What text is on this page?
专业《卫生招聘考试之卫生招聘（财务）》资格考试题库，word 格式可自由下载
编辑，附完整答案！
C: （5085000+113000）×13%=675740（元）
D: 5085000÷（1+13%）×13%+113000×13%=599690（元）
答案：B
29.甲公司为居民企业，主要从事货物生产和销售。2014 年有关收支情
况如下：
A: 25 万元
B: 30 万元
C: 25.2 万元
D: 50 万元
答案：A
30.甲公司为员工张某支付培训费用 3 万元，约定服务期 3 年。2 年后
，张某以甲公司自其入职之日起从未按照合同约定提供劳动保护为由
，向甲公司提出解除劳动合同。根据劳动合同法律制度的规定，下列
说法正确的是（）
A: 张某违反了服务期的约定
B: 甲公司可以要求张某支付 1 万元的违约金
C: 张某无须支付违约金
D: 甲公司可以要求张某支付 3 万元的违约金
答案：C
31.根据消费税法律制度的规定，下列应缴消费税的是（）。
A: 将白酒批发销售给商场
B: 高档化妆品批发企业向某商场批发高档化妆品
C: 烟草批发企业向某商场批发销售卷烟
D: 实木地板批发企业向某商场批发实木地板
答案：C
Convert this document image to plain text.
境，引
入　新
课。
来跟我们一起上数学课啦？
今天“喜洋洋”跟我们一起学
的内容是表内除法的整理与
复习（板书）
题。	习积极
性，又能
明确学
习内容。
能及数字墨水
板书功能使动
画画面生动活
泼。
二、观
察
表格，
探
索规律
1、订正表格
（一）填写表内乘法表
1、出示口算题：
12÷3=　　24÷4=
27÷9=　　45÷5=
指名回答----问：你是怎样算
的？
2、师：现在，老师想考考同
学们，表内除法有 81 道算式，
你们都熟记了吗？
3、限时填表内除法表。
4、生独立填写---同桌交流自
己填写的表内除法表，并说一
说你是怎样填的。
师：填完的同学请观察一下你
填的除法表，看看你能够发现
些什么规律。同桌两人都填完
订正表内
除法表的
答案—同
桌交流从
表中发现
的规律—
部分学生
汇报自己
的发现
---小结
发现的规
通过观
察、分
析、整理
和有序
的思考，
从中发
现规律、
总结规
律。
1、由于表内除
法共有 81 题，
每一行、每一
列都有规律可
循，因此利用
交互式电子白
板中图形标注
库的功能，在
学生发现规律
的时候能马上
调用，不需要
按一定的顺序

#####

Give all the records again. Match them exactly.

Response to this task:
What text is on this page?
专业《卫生招聘考试之卫生招聘（财务）》资格考试题库，word 格式可自由下载
编辑，附完整答案！
C: （5085000+113000）×13%=675740（元）
D: 5085000÷（1+13%）×13%+113000×13%=599690（元）
答案：B
29.甲公司为居民企业，主要从事货物生产和销售。2014 年有关收支情
况如下：
A: 25 万元
B: 30 万元
C: 25.2 万元
D: 50 万元
答案：A
30.甲公司为员工张某支付培训费用 3 万元，约定服务期 3 年。2 年后
，张某以甲公司自其入职之日起从未按照合同约定提供劳动保护为由
，向甲公司提出解除劳动合同。根据劳动合同法律制度的规定，下列
说法正确的是（）
A: 张某违反了服务期的约定
B: 甲公司可以要求张某支付 1 万元的违约金
C: 张某无须支付违约金
D: 甲公司可以要求张某支付 3 万元的违约金
答案：C
31.根据消费税法律制度的规定，下列应缴消费税的是（）。
A: 将白酒批发销售给商场
B: 高档化妆品批发企业向某商场批发高档化妆品
C: 烟草批发企业向某商场批发销售卷烟
D: 实木地板批发企业向某商场批发实木地板
答案：C
Convert this document image to plain text.
境，引
入　新
课。
来跟我们一起上数学课啦？
今天“喜洋洋”跟我们一起学
的内容是表内除法的整理与
复习（板书）
题。	习积极
性，又能
明确学
习内容。
能及数字墨水
板书功能使动
画画面生动活
泼。
二、观
察
表格，
探
索规律
1、订正表格
（一）填写表内乘法表
1、出示口算题：
12÷3=　　24÷4=
27÷9=　　45÷5=
指名回答----问：你是怎样算
的？
2、师：现在，老师想考考同
学们，表内除法有 81 道算式，
你们都熟记了吗？
3、限时填表内除法表。
4、生独立填写---同桌交流自
己填写的表内除法表，并说一
说你是怎样填的。
师：填完的同学请观察一下你
填的除法表，看看你能够发现
些什么规律。同桌两人都填完
订正表内
除法表的
答案—同
桌交流从
表中发现
的规律—
部分学生
汇报自己
的发现
---小结
发现的规
通过观
察、分
析、整理
和有序
的思考，
从中发
现规律、
总结规
律。
1、由于表内除
法共有 81 题，
每一行、每一
列都有规律可
循，因此利用
交互式电子白
板中图形标注
库的功能，在
学生发现规律
的时候能马上
调用，不需要
按一定的顺序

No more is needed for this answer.